─── Data for this exercise

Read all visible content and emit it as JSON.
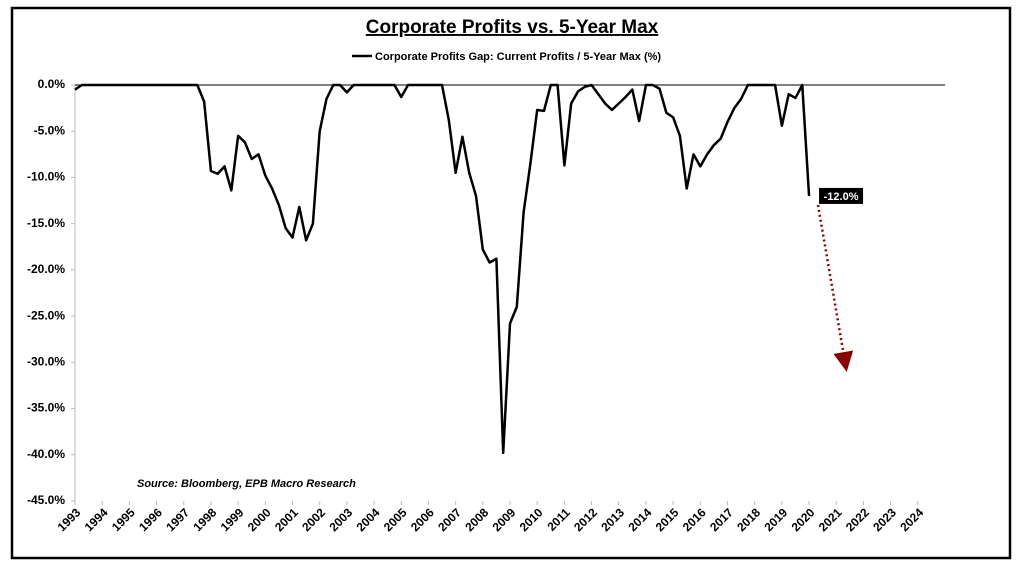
{
  "chart_data": {
    "type": "line",
    "title": "Corporate Profits vs. 5-Year Max",
    "source": "Source: Bloomberg, EPB Macro Research",
    "x": [
      1993,
      1993.25,
      1993.5,
      1993.75,
      1994,
      1994.25,
      1994.5,
      1994.75,
      1995,
      1995.25,
      1995.5,
      1995.75,
      1996,
      1996.25,
      1996.5,
      1996.75,
      1997,
      1997.25,
      1997.5,
      1997.75,
      1998,
      1998.25,
      1998.5,
      1998.75,
      1999,
      1999.25,
      1999.5,
      1999.75,
      2000,
      2000.25,
      2000.5,
      2000.75,
      2001,
      2001.25,
      2001.5,
      2001.75,
      2002,
      2002.25,
      2002.5,
      2002.75,
      2003,
      2003.25,
      2003.5,
      2003.75,
      2004,
      2004.25,
      2004.5,
      2004.75,
      2005,
      2005.25,
      2005.5,
      2005.75,
      2006,
      2006.25,
      2006.5,
      2006.75,
      2007,
      2007.25,
      2007.5,
      2007.75,
      2008,
      2008.25,
      2008.5,
      2008.75,
      2009,
      2009.25,
      2009.5,
      2009.75,
      2010,
      2010.25,
      2010.5,
      2010.75,
      2011,
      2011.25,
      2011.5,
      2011.75,
      2012,
      2012.25,
      2012.5,
      2012.75,
      2013,
      2013.25,
      2013.5,
      2013.75,
      2014,
      2014.25,
      2014.5,
      2014.75,
      2015,
      2015.25,
      2015.5,
      2015.75,
      2016,
      2016.25,
      2016.5,
      2016.75,
      2017,
      2017.25,
      2017.5,
      2017.75,
      2018,
      2018.25,
      2018.5,
      2018.75,
      2019,
      2019.25,
      2019.5,
      2019.75,
      2020
    ],
    "series": [
      {
        "name": "Corporate Profits Gap: Current Profits / 5-Year Max (%)",
        "color": "#000000",
        "values": [
          -0.5,
          0,
          0,
          0,
          0,
          0,
          0,
          0,
          0,
          0,
          0,
          0,
          0,
          0,
          0,
          0,
          0,
          0,
          0,
          -1.8,
          -9.3,
          -9.6,
          -8.8,
          -11.4,
          -5.5,
          -6.2,
          -8.0,
          -7.5,
          -9.8,
          -11.2,
          -13.0,
          -15.5,
          -16.5,
          -13.2,
          -16.8,
          -15.0,
          -5.0,
          -1.5,
          0,
          0,
          -0.8,
          0,
          0,
          0,
          0,
          0,
          0,
          0,
          -1.3,
          0,
          0,
          0,
          0,
          0,
          0,
          -3.8,
          -9.5,
          -5.6,
          -9.5,
          -12.0,
          -17.8,
          -19.2,
          -18.8,
          -39.8,
          -25.8,
          -24.0,
          -13.8,
          -8.5,
          -2.7,
          -2.8,
          0,
          0,
          -8.7,
          -2.0,
          -0.7,
          -0.2,
          0,
          -1.0,
          -2.0,
          -2.7,
          -2.0,
          -1.3,
          -0.5,
          -3.9,
          0,
          0,
          -0.4,
          -3.0,
          -3.5,
          -5.5,
          -11.2,
          -7.5,
          -8.8,
          -7.5,
          -6.5,
          -5.8,
          -4.0,
          -2.5,
          -1.5,
          0,
          0,
          0,
          0,
          0,
          -4.4,
          -1.0,
          -1.4,
          0,
          -12.0
        ]
      }
    ],
    "annotations": [
      {
        "x": 2020,
        "value": -12.0,
        "label": "-12.0%"
      }
    ],
    "xlim": [
      1993,
      2025
    ],
    "xticks": [
      1993,
      1994,
      1995,
      1996,
      1997,
      1998,
      1999,
      2000,
      2001,
      2002,
      2003,
      2004,
      2005,
      2006,
      2007,
      2008,
      2009,
      2010,
      2011,
      2012,
      2013,
      2014,
      2015,
      2016,
      2017,
      2018,
      2019,
      2020,
      2021,
      2022,
      2023,
      2024
    ],
    "ylim": [
      -45,
      0
    ],
    "yticks": [
      {
        "value": 0,
        "label": "0.0%"
      },
      {
        "value": -5,
        "label": "-5.0%"
      },
      {
        "value": -10,
        "label": "-10.0%"
      },
      {
        "value": -15,
        "label": "-15.0%"
      },
      {
        "value": -20,
        "label": "-20.0%"
      },
      {
        "value": -25,
        "label": "-25.0%"
      },
      {
        "value": -30,
        "label": "-30.0%"
      },
      {
        "value": -35,
        "label": "-35.0%"
      },
      {
        "value": -40,
        "label": "-40.0%"
      },
      {
        "value": -45,
        "label": "-45.0%"
      }
    ],
    "grid": false
  }
}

──────

-- Task instructions --
Extract all lines that hold the word "label".

-- The output --
        "label": "-12.0%"
        "label": "0.0%"
        "label": "-5.0%"
        "label": "-10.0%"
        "label": "-15.0%"
        "label": "-20.0%"
        "label": "-25.0%"
        "label": "-30.0%"
        "label": "-35.0%"
        "label": "-40.0%"
        "label": "-45.0%"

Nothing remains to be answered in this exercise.